The line containing "Convert this document image to plain text." marks the start of the required copy, which runs to the final line of the entries; return those lines exactly, without any pictures.

** Start RECORDED INFORMATION **

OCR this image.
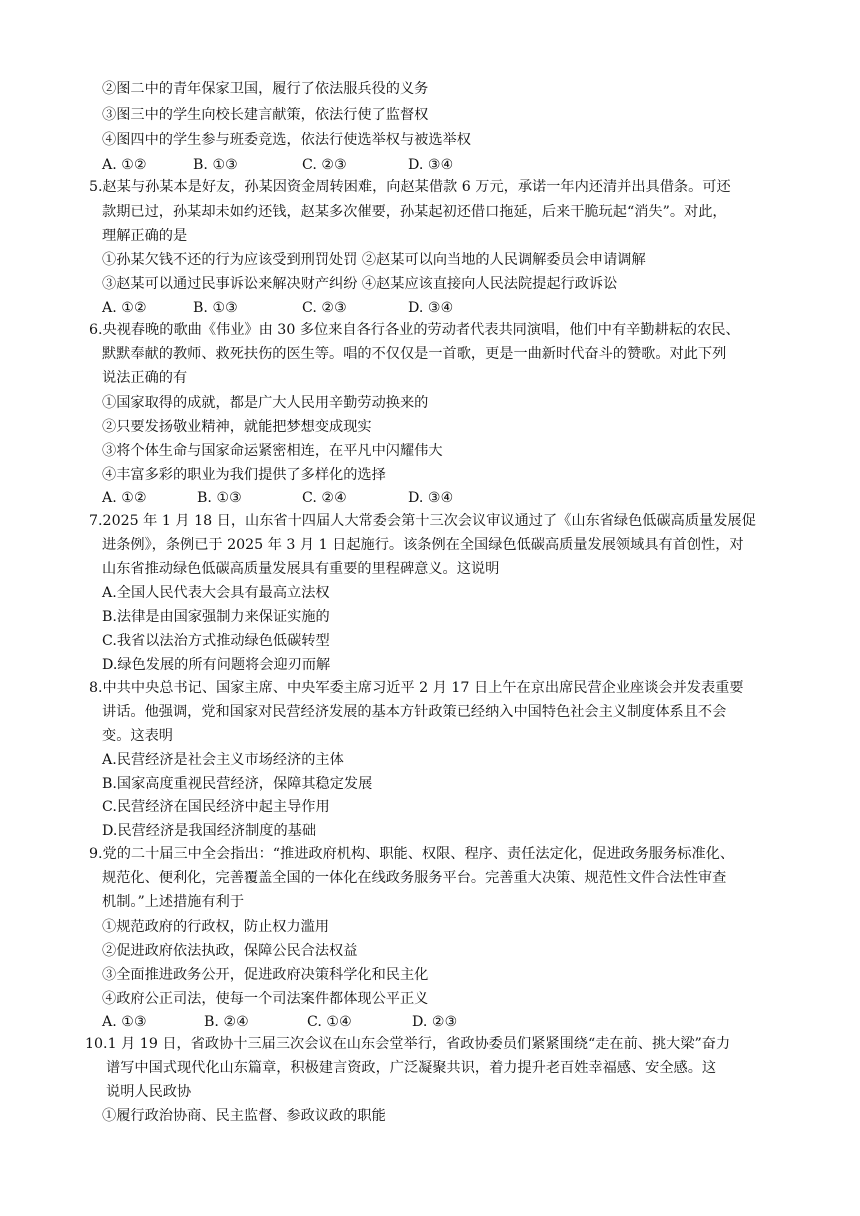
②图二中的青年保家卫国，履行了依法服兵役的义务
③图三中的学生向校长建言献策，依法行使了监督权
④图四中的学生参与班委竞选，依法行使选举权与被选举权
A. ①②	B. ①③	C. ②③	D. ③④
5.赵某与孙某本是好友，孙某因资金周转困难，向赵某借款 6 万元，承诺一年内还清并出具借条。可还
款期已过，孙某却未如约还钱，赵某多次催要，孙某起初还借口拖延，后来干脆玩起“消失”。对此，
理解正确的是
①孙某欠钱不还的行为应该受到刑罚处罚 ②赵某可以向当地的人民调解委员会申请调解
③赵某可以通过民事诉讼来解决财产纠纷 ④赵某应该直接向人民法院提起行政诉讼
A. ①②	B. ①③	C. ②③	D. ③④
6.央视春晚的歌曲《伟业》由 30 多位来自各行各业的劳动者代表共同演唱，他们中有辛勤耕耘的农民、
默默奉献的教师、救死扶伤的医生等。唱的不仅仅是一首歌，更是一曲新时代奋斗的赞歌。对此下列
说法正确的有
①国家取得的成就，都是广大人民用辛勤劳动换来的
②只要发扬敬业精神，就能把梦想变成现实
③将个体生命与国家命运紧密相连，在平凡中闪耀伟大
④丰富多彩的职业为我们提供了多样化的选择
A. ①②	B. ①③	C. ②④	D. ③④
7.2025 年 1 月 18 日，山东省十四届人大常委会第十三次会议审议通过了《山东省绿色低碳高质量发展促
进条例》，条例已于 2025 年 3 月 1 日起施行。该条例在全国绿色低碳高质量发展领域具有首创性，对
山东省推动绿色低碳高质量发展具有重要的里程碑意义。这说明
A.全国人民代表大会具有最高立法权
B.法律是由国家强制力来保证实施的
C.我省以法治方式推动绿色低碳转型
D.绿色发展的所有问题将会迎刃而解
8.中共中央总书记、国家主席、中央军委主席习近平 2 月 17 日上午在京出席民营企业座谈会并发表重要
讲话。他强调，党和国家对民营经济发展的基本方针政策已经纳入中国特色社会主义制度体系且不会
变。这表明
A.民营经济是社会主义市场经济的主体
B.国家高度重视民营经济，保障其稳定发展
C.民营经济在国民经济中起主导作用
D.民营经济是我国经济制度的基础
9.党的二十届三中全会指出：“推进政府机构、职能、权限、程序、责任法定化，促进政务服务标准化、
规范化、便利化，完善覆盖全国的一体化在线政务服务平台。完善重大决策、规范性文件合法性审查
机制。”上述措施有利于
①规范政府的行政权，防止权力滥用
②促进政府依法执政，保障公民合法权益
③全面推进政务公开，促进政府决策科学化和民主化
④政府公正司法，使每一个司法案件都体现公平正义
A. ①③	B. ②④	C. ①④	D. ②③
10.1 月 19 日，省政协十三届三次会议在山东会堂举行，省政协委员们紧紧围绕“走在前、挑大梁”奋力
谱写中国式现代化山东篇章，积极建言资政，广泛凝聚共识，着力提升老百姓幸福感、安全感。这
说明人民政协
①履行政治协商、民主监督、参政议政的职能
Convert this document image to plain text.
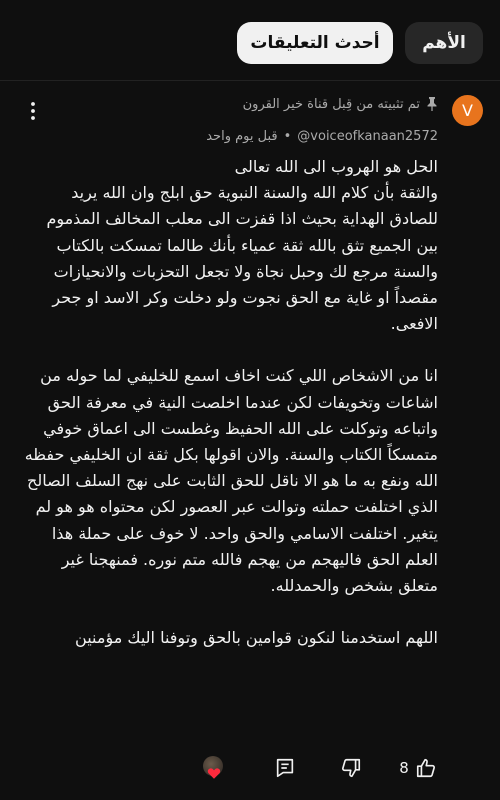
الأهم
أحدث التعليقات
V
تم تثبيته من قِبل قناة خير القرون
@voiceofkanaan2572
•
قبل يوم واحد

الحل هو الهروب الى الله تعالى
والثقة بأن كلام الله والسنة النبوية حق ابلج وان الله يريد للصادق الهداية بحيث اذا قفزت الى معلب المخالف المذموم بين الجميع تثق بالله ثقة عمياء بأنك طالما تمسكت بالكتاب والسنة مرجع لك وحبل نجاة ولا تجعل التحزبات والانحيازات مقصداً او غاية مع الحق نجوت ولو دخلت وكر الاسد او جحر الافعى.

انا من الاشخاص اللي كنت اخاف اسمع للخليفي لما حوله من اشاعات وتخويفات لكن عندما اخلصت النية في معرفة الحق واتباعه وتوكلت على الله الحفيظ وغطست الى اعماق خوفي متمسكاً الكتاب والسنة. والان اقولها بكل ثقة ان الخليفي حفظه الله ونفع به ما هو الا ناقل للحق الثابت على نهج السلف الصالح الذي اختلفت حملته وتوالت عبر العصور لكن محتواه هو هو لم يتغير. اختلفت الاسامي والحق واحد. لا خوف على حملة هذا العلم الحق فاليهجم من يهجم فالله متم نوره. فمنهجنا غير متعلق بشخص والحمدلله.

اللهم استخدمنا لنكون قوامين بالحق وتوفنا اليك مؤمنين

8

** End RECORDED INFORMATION **

ANSWER TO THE EXERCISE
Convert this document image to plain text.
الأهم
أحدث التعليقات
V
تم تثبيته من قِبل قناة خير القرون
@voiceofkanaan2572
•
قبل يوم واحد

الحل هو الهروب الى الله تعالى
والثقة بأن كلام الله والسنة النبوية حق ابلج وان الله يريد للصادق الهداية بحيث اذا قفزت الى معلب المخالف المذموم بين الجميع تثق بالله ثقة عمياء بأنك طالما تمسكت بالكتاب والسنة مرجع لك وحبل نجاة ولا تجعل التحزبات والانحيازات مقصداً او غاية مع الحق نجوت ولو دخلت وكر الاسد او جحر الافعى.

انا من الاشخاص اللي كنت اخاف اسمع للخليفي لما حوله من اشاعات وتخويفات لكن عندما اخلصت النية في معرفة الحق واتباعه وتوكلت على الله الحفيظ وغطست الى اعماق خوفي متمسكاً الكتاب والسنة. والان اقولها بكل ثقة ان الخليفي حفظه الله ونفع به ما هو الا ناقل للحق الثابت على نهج السلف الصالح الذي اختلفت حملته وتوالت عبر العصور لكن محتواه هو هو لم يتغير. اختلفت الاسامي والحق واحد. لا خوف على حملة هذا العلم الحق فاليهجم من يهجم فالله متم نوره. فمنهجنا غير متعلق بشخص والحمدلله.

اللهم استخدمنا لنكون قوامين بالحق وتوفنا اليك مؤمنين

8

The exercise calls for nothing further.